§ **Task details**:
Rewrite the lines below, swapping every "legend-color-swatch" for "legend-marker" and keeping everything else the same.

· · · · · · ·

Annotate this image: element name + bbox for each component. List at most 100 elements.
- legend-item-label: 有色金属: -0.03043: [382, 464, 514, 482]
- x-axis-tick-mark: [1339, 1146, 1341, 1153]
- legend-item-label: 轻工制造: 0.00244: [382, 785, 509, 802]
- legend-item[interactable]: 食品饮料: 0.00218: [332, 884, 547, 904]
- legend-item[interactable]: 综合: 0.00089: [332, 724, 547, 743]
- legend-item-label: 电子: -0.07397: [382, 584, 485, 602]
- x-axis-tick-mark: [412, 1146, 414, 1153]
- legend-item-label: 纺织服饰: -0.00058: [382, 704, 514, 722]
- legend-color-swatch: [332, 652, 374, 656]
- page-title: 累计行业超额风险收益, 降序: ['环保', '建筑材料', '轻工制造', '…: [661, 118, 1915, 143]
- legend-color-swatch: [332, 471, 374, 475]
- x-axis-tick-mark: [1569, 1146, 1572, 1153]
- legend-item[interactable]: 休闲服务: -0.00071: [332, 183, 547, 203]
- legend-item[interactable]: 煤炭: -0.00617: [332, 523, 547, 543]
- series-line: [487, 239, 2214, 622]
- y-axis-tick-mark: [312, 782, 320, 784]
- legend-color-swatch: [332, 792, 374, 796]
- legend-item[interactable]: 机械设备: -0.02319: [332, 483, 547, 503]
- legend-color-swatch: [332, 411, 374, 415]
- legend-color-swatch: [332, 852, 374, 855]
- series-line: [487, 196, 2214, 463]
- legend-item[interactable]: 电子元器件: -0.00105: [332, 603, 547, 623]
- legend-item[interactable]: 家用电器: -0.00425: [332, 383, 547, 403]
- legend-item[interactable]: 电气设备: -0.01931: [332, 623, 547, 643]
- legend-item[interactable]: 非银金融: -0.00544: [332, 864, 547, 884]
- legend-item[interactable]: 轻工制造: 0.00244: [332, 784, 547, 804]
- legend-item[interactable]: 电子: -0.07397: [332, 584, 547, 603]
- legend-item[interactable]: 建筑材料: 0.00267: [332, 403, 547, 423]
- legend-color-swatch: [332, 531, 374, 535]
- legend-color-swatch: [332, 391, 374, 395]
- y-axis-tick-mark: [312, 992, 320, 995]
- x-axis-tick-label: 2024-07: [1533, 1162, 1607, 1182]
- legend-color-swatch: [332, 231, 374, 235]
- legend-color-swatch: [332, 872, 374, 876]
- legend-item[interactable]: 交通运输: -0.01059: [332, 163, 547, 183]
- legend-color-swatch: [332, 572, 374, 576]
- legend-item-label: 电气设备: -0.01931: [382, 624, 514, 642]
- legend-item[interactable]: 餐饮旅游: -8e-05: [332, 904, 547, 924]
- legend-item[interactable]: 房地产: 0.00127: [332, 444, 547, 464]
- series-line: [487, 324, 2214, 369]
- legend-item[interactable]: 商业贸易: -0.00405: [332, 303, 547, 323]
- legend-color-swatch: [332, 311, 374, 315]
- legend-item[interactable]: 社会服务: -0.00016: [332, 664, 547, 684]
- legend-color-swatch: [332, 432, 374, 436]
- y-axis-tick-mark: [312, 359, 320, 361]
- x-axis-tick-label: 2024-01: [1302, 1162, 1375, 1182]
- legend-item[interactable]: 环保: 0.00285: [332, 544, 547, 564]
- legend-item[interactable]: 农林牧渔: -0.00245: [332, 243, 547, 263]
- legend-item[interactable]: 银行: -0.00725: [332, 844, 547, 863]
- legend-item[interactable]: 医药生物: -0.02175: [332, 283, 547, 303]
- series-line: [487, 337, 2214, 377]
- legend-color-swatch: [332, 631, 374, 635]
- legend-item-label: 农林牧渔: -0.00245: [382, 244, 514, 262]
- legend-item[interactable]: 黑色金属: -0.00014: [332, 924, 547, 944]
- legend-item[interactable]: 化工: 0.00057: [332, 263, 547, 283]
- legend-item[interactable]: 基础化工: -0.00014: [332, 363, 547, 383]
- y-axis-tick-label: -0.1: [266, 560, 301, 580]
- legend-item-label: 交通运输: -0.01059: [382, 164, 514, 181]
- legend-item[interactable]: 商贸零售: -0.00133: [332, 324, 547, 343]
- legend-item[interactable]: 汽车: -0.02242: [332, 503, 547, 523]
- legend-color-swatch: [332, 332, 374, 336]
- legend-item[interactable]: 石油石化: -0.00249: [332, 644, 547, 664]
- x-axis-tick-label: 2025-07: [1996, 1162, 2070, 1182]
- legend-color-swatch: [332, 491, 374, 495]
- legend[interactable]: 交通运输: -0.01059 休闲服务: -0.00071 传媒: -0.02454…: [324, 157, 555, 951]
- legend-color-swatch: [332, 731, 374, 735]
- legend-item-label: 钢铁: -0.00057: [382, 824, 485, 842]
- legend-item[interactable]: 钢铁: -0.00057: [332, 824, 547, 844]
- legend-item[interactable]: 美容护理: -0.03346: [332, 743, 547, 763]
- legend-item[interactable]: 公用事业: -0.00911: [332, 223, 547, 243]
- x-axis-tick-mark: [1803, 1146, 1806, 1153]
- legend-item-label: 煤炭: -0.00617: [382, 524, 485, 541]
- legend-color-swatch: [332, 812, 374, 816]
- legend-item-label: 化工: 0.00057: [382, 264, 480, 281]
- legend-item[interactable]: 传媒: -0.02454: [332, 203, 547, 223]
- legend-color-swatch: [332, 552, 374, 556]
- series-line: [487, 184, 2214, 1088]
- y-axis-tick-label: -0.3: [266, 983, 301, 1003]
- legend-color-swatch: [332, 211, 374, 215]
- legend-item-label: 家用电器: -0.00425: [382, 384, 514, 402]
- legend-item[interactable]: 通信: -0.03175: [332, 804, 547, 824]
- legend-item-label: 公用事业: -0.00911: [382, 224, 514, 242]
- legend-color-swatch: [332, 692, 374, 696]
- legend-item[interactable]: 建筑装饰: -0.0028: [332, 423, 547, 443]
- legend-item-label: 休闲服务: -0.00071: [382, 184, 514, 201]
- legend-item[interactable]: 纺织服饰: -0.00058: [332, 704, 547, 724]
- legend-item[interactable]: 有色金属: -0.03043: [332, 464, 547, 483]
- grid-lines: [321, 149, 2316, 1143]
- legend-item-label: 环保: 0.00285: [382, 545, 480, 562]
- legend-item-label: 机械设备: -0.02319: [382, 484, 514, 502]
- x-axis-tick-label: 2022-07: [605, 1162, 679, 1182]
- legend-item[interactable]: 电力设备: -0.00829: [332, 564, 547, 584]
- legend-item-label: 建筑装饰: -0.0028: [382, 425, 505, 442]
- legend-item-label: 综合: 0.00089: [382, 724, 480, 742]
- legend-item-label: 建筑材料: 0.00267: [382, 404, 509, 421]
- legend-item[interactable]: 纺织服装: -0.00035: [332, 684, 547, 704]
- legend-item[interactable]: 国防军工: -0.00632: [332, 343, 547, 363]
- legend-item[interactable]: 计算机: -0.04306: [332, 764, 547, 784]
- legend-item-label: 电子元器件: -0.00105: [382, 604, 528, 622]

· · · · · · ·

§ **Output of the exercise**:
Annotate this image: element name + bbox for each component. List at most 100 elements.
- legend-item-label: 有色金属: -0.03043: [382, 464, 514, 482]
- x-axis-tick-mark: [1339, 1146, 1341, 1153]
- legend-item-label: 轻工制造: 0.00244: [382, 785, 509, 802]
- legend-item[interactable]: 食品饮料: 0.00218: [332, 884, 547, 904]
- legend-item[interactable]: 综合: 0.00089: [332, 724, 547, 743]
- legend-item-label: 电子: -0.07397: [382, 584, 485, 602]
- x-axis-tick-mark: [412, 1146, 414, 1153]
- legend-item-label: 纺织服饰: -0.00058: [382, 704, 514, 722]
- legend-marker: [332, 652, 374, 656]
- page-title: 累计行业超额风险收益, 降序: ['环保', '建筑材料', '轻工制造', '…: [661, 118, 1915, 143]
- legend-marker: [332, 471, 374, 475]
- x-axis-tick-mark: [1569, 1146, 1572, 1153]
- legend-item[interactable]: 休闲服务: -0.00071: [332, 183, 547, 203]
- legend-item[interactable]: 煤炭: -0.00617: [332, 523, 547, 543]
- series-line: [487, 239, 2214, 622]
- y-axis-tick-mark: [312, 782, 320, 784]
- legend-marker: [332, 792, 374, 796]
- legend-item[interactable]: 机械设备: -0.02319: [332, 483, 547, 503]
- legend-marker: [332, 411, 374, 415]
- legend-marker: [332, 852, 374, 855]
- series-line: [487, 196, 2214, 463]
- legend-item[interactable]: 电子元器件: -0.00105: [332, 603, 547, 623]
- legend-item[interactable]: 家用电器: -0.00425: [332, 383, 547, 403]
- legend-item[interactable]: 电气设备: -0.01931: [332, 623, 547, 643]
- legend-item[interactable]: 非银金融: -0.00544: [332, 864, 547, 884]
- legend-item[interactable]: 轻工制造: 0.00244: [332, 784, 547, 804]
- legend-item[interactable]: 电子: -0.07397: [332, 584, 547, 603]
- legend-item[interactable]: 建筑材料: 0.00267: [332, 403, 547, 423]
- legend-marker: [332, 531, 374, 535]
- legend-marker: [332, 391, 374, 395]
- y-axis-tick-mark: [312, 992, 320, 995]
- x-axis-tick-label: 2024-07: [1533, 1162, 1607, 1182]
- legend-marker: [332, 231, 374, 235]
- legend-marker: [332, 872, 374, 876]
- legend-item[interactable]: 交通运输: -0.01059: [332, 163, 547, 183]
- legend-marker: [332, 572, 374, 576]
- legend-item-label: 电气设备: -0.01931: [382, 624, 514, 642]
- legend-item[interactable]: 餐饮旅游: -8e-05: [332, 904, 547, 924]
- legend-item[interactable]: 房地产: 0.00127: [332, 444, 547, 464]
- series-line: [487, 324, 2214, 369]
- legend-item[interactable]: 商业贸易: -0.00405: [332, 303, 547, 323]
- legend-marker: [332, 311, 374, 315]
- legend-item[interactable]: 社会服务: -0.00016: [332, 664, 547, 684]
- legend-marker: [332, 432, 374, 436]
- y-axis-tick-mark: [312, 359, 320, 361]
- x-axis-tick-label: 2024-01: [1302, 1162, 1375, 1182]
- legend-item[interactable]: 环保: 0.00285: [332, 544, 547, 564]
- legend-item[interactable]: 农林牧渔: -0.00245: [332, 243, 547, 263]
- legend-item[interactable]: 银行: -0.00725: [332, 844, 547, 863]
- legend-item[interactable]: 医药生物: -0.02175: [332, 283, 547, 303]
- series-line: [487, 337, 2214, 377]
- legend-marker: [332, 631, 374, 635]
- legend-item-label: 农林牧渔: -0.00245: [382, 244, 514, 262]
- legend-item[interactable]: 黑色金属: -0.00014: [332, 924, 547, 944]
- legend-item[interactable]: 化工: 0.00057: [332, 263, 547, 283]
- legend-item[interactable]: 基础化工: -0.00014: [332, 363, 547, 383]
- y-axis-tick-label: -0.1: [266, 560, 301, 580]
- legend-item-label: 交通运输: -0.01059: [382, 164, 514, 181]
- legend-item[interactable]: 商贸零售: -0.00133: [332, 324, 547, 343]
- legend-item[interactable]: 汽车: -0.02242: [332, 503, 547, 523]
- legend-marker: [332, 332, 374, 336]
- legend-item[interactable]: 石油石化: -0.00249: [332, 644, 547, 664]
- x-axis-tick-label: 2025-07: [1996, 1162, 2070, 1182]
- legend-marker: [332, 491, 374, 495]
- legend[interactable]: 交通运输: -0.01059 休闲服务: -0.00071 传媒: -0.02454…: [324, 157, 555, 951]
- legend-marker: [332, 731, 374, 735]
- legend-item-label: 钢铁: -0.00057: [382, 824, 485, 842]
- legend-item[interactable]: 钢铁: -0.00057: [332, 824, 547, 844]
- legend-item[interactable]: 美容护理: -0.03346: [332, 743, 547, 763]
- legend-item[interactable]: 公用事业: -0.00911: [332, 223, 547, 243]
- x-axis-tick-mark: [1803, 1146, 1806, 1153]
- legend-item-label: 煤炭: -0.00617: [382, 524, 485, 541]
- legend-marker: [332, 812, 374, 816]
- legend-item-label: 化工: 0.00057: [382, 264, 480, 281]
- legend-item[interactable]: 传媒: -0.02454: [332, 203, 547, 223]
- legend-marker: [332, 552, 374, 556]
- series-line: [487, 184, 2214, 1088]
- y-axis-tick-label: -0.3: [266, 983, 301, 1003]
- legend-marker: [332, 211, 374, 215]
- legend-item-label: 家用电器: -0.00425: [382, 384, 514, 402]
- legend-item[interactable]: 通信: -0.03175: [332, 804, 547, 824]
- legend-item-label: 公用事业: -0.00911: [382, 224, 514, 242]
- legend-marker: [332, 692, 374, 696]
- legend-item[interactable]: 建筑装饰: -0.0028: [332, 423, 547, 443]
- legend-item-label: 休闲服务: -0.00071: [382, 184, 514, 201]
- legend-item[interactable]: 纺织服饰: -0.00058: [332, 704, 547, 724]
- legend-item[interactable]: 有色金属: -0.03043: [332, 464, 547, 483]
- grid-lines: [321, 149, 2316, 1143]
- legend-item-label: 环保: 0.00285: [382, 545, 480, 562]
- legend-item-label: 机械设备: -0.02319: [382, 484, 514, 502]
- x-axis-tick-label: 2022-07: [605, 1162, 679, 1182]
- legend-item[interactable]: 电力设备: -0.00829: [332, 564, 547, 584]
- legend-item-label: 建筑装饰: -0.0028: [382, 425, 505, 442]
- legend-item-label: 综合: 0.00089: [382, 724, 480, 742]
- legend-item-label: 建筑材料: 0.00267: [382, 404, 509, 421]
- legend-item[interactable]: 纺织服装: -0.00035: [332, 684, 547, 704]
- legend-item[interactable]: 国防军工: -0.00632: [332, 343, 547, 363]
- legend-item[interactable]: 计算机: -0.04306: [332, 764, 547, 784]
- legend-item-label: 电子元器件: -0.00105: [382, 604, 528, 622]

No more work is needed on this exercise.